=== Work to do ===
1 – Duplicate from the patent text the passage that opens with the words containing "CROSS REFERENCES TO" and closes with "or printing apparatus.".
2 – According to the patent text, what is each item of the clear language dictionary equated to?

=== Text extract ===

════════════════

CROSS REFERENCES TO RELATED APPLICATIONS

Applicants are not aware of any related applications.

STATEMENTS AS TO RIGHTS TO INVENTIONS MADE UNDER FEDERALLY-SPONSORED RESEARCH AND DEVELOPMENT (IF ANY)

The invention was not made under any Federally-sponsored research and/or development grant.

BACKGROUND OF INVENTION

The invention relates to a new combination of known elements of Electronic Computers, Electric Light Sources and Sensors of Colored Light. together with Electronically actuated announcing or printing apparatus.

DESCRIPTION OF THE RELATED ART

The related arts of inscripting, transmitting, receiving, decoding and announcing de-coded information includes electrical and mechanical ciphers, cipher transposition, double transposition ciphers and opto-electronic communications. These art forms are employed in both the sending and receiving and recording of messages according to the invention. A category of "cryptography" would appear to be a proper classification.

SUMMARY OF THE INVENTION

A clear language dictionary of items of information to be transmitted is provided for composing messages and is also impressed in memory elements of sending and receiving computers. Each item of the dictionary is equated to a different octal number and the several octal numbers are impressed in memory elements of both computers. The sending computer converts each selected item to its equated octal number, and then converts each digit of the equated octal numbers to successive groups of binary digits 0-0-0 to 1-1-1 taken from a color code which is impressed in memory elements of both computers and in which the first digit of each binary group is equated to a first basic color, the second digit is equated to a second basic color, and the third digit is equated to a third basic color. Each group of binary digits is transmitted as a color coded group from the memory of the sending computer, either as a binary color group on television or as optical colors singly or in combinations of colors. Three optically shielded light sensitive color receptors at the receiving station re-convert the color pulses to binary digit groups which are then converted to octal numbers and equated to their corresponding dictionary items for reproduction of the message sent. This message is then printed out.

BRIEF DESCRIPTION OF THE DRAWINGS

The drawings of which there is one sheet, conventionally illustrate a preferred form of the invention, and include three alternative forms of transmission messages.

FIG. 1 is a diagrammatic and schematic representation of sending and receiving stations for using the method and apparatus of the invention.

════════════════

=== Stored records ===
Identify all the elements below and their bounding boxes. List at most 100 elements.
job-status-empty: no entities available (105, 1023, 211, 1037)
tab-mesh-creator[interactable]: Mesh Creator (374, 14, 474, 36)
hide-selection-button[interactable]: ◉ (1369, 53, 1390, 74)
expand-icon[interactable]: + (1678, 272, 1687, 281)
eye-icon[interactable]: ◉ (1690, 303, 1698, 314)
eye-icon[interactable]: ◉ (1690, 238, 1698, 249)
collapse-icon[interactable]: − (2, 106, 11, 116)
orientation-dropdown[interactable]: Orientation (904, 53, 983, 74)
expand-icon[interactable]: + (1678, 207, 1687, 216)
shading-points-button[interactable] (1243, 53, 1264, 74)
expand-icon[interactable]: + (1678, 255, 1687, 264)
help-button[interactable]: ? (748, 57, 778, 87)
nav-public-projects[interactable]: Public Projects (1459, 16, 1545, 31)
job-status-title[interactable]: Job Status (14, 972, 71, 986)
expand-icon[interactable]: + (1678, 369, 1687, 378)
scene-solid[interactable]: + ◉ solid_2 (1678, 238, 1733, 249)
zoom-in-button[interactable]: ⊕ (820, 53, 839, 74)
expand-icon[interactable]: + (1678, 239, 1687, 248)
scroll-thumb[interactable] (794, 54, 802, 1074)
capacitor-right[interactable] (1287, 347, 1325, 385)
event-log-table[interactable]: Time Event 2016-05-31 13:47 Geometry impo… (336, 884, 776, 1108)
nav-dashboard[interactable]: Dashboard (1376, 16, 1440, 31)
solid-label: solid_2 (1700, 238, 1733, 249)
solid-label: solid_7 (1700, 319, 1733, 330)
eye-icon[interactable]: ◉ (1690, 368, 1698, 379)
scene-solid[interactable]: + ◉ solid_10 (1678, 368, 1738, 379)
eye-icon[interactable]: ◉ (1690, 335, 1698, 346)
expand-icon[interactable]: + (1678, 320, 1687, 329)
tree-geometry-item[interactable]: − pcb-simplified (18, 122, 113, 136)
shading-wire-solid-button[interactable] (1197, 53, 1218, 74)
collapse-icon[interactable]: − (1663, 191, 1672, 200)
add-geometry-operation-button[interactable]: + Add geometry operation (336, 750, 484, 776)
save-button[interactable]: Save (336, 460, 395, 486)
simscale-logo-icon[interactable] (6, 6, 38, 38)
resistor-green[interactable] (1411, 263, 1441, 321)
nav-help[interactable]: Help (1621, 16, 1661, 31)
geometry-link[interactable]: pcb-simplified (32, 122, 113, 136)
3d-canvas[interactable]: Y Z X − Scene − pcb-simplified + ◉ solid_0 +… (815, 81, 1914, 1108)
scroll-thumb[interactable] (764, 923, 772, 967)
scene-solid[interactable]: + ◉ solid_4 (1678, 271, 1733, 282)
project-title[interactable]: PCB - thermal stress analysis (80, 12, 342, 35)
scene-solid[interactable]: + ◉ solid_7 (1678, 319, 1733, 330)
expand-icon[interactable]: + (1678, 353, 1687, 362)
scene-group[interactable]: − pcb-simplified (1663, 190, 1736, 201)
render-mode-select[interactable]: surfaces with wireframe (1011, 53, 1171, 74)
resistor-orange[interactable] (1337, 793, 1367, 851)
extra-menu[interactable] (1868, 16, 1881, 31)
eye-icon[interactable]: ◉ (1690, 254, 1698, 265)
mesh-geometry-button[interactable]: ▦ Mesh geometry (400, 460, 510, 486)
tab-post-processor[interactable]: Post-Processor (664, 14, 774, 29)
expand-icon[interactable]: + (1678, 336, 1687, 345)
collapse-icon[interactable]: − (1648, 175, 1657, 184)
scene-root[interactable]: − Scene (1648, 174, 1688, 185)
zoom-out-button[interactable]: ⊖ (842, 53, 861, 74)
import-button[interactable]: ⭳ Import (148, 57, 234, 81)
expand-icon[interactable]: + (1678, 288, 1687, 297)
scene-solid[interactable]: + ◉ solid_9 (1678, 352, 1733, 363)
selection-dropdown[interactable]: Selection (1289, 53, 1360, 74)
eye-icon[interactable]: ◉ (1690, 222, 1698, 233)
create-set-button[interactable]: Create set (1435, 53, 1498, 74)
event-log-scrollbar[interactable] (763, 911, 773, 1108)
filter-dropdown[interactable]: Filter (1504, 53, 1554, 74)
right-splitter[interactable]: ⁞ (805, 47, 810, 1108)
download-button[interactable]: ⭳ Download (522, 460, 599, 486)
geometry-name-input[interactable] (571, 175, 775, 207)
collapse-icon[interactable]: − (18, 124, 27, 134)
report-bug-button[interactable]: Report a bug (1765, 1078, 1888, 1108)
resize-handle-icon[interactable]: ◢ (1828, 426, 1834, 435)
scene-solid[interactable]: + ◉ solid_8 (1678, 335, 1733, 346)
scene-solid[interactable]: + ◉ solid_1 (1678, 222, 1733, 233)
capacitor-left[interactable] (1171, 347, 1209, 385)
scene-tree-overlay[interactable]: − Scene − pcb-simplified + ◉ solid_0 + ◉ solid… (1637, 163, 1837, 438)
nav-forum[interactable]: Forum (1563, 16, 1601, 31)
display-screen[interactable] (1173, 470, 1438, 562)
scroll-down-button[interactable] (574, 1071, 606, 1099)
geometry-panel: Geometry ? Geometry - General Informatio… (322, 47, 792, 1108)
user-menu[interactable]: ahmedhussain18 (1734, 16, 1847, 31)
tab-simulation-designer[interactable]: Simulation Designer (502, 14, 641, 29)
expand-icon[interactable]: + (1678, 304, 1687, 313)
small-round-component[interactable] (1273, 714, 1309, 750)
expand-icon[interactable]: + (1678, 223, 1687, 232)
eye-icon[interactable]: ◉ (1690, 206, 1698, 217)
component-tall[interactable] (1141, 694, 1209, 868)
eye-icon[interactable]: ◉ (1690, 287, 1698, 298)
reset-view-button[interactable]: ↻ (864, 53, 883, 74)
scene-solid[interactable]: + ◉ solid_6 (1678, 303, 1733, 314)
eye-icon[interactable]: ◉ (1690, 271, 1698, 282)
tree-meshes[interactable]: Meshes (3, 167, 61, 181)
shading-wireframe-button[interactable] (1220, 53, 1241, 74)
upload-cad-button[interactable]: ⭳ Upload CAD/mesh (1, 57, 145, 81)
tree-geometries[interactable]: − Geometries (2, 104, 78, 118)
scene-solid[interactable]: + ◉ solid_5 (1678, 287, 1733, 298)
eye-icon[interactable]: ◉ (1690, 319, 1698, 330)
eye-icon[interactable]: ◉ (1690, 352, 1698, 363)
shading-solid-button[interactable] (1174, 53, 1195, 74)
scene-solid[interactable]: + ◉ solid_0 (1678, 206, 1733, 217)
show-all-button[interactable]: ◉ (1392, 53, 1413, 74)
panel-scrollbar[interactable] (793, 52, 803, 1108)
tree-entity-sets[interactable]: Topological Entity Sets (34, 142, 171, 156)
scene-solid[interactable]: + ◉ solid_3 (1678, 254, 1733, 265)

════════════════

=== Answers to each task ===
1 –
CROSS REFERENCES TO RELATED APPLICATIONS

Applicants are not aware of any related applications.

STATEMENTS AS TO RIGHTS TO INVENTIONS MADE UNDER FEDERALLY-SPONSORED RESEARCH AND DEVELOPMENT (IF ANY)

The invention was not made under any Federally-sponsored research and/or development grant.

BACKGROUND OF INVENTION

The invention relates to a new combination of known elements of Electronic Computers, Electric Light Sources and Sensors of Colored Light. together with Electronically actuated announcing or printing apparatus.

2 – A different octal number.